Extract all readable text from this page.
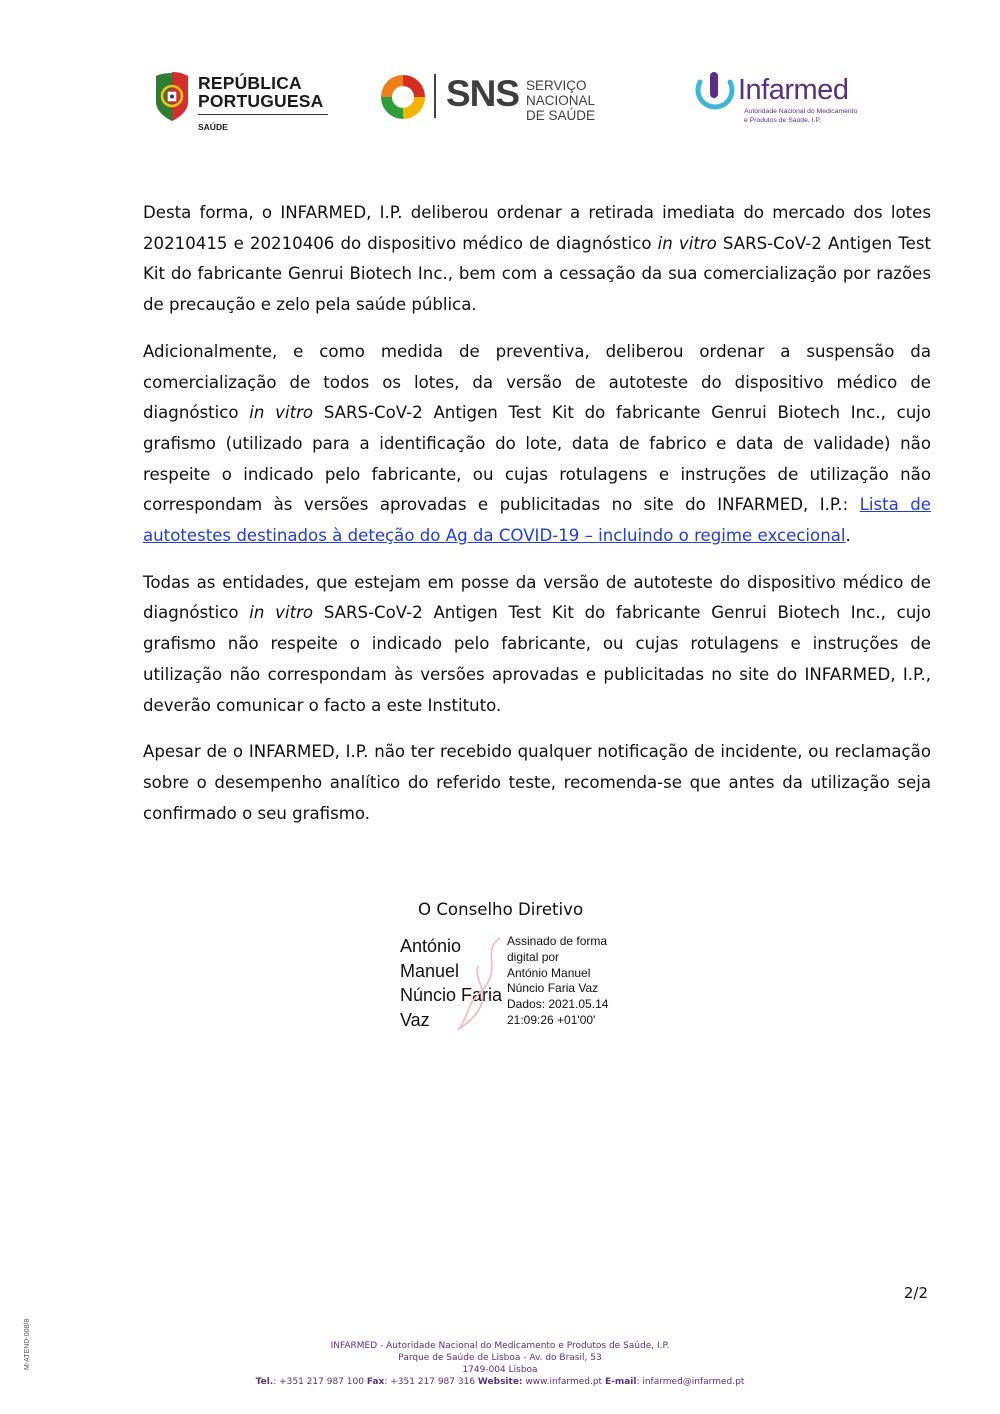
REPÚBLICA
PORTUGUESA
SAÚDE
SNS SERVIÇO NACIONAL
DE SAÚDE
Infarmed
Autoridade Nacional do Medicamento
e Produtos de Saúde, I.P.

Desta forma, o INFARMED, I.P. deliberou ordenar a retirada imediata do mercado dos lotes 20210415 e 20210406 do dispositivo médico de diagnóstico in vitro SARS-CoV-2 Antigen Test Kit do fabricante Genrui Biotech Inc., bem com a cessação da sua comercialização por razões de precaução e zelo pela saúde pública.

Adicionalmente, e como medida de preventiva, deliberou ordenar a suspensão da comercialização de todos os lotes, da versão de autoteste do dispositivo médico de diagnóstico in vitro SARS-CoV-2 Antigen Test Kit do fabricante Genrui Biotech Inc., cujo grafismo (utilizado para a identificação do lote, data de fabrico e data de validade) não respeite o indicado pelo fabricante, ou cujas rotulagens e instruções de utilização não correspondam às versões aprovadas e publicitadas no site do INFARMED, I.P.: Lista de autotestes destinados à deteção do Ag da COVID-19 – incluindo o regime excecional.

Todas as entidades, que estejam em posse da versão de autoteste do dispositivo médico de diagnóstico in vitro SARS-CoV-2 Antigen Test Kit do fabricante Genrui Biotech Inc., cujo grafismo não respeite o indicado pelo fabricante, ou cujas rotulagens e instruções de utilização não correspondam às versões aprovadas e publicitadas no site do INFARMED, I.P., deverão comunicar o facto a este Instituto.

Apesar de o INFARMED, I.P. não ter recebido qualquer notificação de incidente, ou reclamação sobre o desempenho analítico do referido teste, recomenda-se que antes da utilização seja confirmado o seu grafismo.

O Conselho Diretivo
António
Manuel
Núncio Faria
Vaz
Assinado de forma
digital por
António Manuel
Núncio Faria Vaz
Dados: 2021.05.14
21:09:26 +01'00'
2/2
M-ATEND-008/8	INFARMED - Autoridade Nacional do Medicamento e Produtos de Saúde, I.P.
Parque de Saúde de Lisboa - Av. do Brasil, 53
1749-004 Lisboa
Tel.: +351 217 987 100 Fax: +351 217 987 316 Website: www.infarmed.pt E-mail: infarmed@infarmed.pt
...
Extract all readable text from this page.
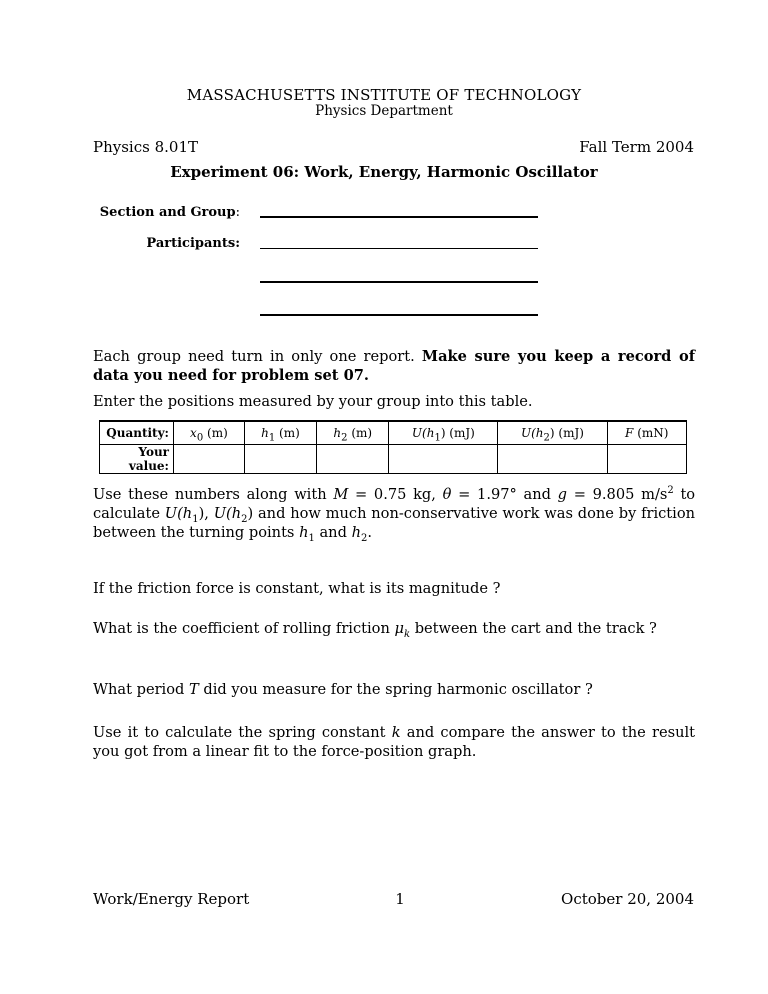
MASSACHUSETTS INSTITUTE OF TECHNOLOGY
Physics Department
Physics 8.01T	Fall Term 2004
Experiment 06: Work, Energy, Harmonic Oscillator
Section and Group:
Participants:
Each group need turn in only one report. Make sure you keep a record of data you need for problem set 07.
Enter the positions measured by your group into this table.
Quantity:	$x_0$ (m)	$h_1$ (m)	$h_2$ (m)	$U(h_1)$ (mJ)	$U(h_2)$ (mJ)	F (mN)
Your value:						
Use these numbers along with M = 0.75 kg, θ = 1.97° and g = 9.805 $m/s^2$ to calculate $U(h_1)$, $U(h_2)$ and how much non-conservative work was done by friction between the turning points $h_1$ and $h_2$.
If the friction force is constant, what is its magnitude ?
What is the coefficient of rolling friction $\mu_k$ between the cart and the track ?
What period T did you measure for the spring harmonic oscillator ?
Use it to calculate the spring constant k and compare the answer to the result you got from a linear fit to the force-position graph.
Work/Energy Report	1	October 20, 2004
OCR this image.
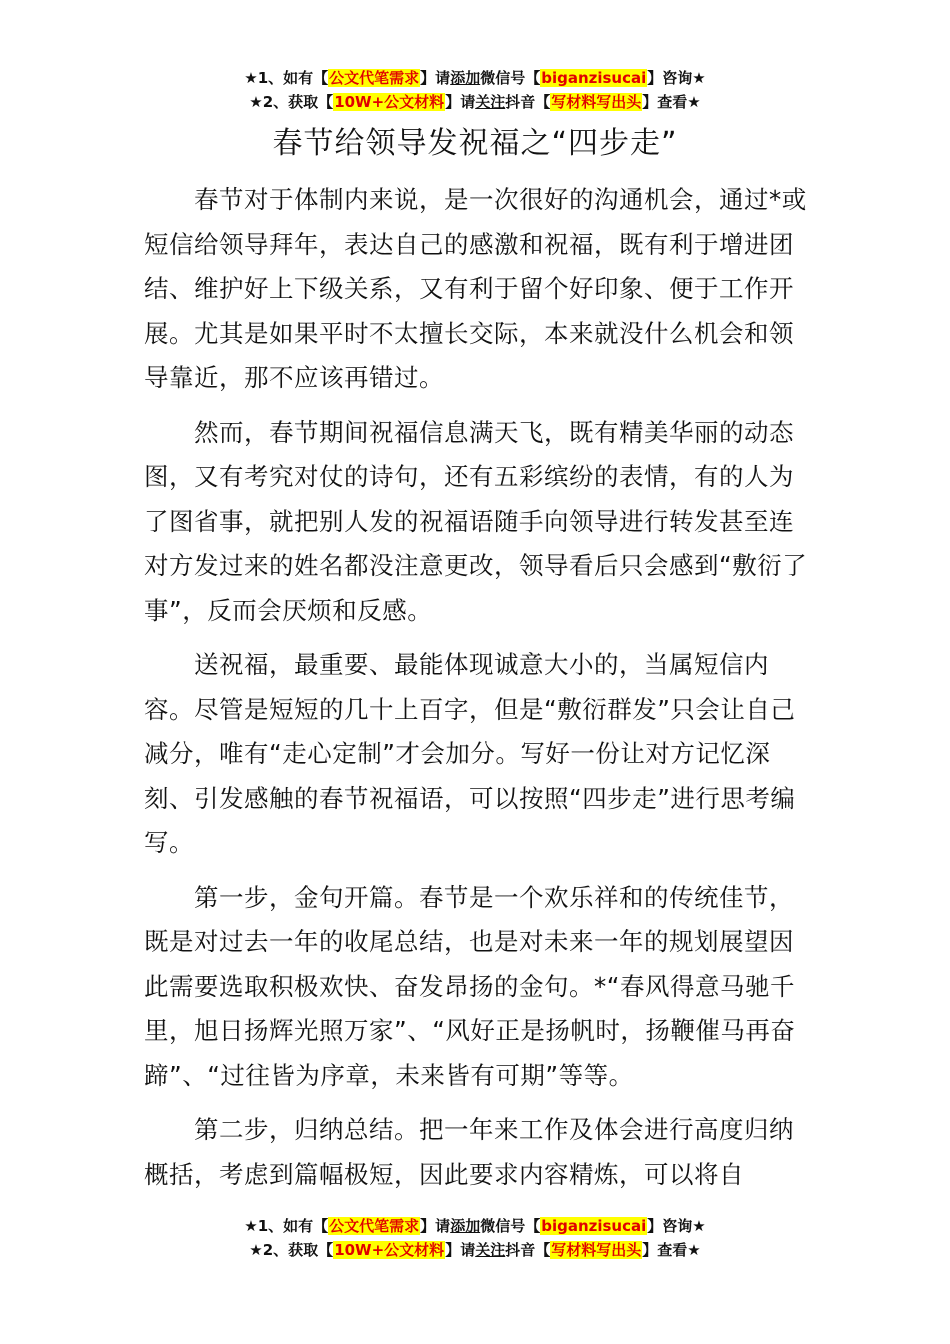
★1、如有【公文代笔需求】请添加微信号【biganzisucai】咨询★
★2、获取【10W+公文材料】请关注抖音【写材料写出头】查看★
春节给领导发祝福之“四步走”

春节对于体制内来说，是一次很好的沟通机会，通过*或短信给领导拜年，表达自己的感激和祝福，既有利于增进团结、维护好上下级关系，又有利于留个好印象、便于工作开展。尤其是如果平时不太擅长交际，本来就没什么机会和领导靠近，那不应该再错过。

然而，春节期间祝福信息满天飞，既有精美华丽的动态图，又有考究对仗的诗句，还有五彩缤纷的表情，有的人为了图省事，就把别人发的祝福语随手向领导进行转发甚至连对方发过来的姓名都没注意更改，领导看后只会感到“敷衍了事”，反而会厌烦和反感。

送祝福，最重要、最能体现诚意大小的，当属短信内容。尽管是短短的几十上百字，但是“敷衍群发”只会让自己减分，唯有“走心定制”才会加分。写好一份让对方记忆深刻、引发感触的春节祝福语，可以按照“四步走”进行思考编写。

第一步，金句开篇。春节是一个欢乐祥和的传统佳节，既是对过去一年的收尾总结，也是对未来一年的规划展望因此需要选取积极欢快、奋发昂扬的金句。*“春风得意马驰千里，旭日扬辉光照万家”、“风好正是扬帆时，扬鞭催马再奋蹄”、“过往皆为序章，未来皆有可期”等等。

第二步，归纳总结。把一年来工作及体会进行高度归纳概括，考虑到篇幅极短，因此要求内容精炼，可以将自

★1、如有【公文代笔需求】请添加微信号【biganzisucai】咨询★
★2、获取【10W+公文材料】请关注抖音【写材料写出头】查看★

Work required: What is the number of lines in the data holding the word "between"? Reply with that number only.

Response to the task: 2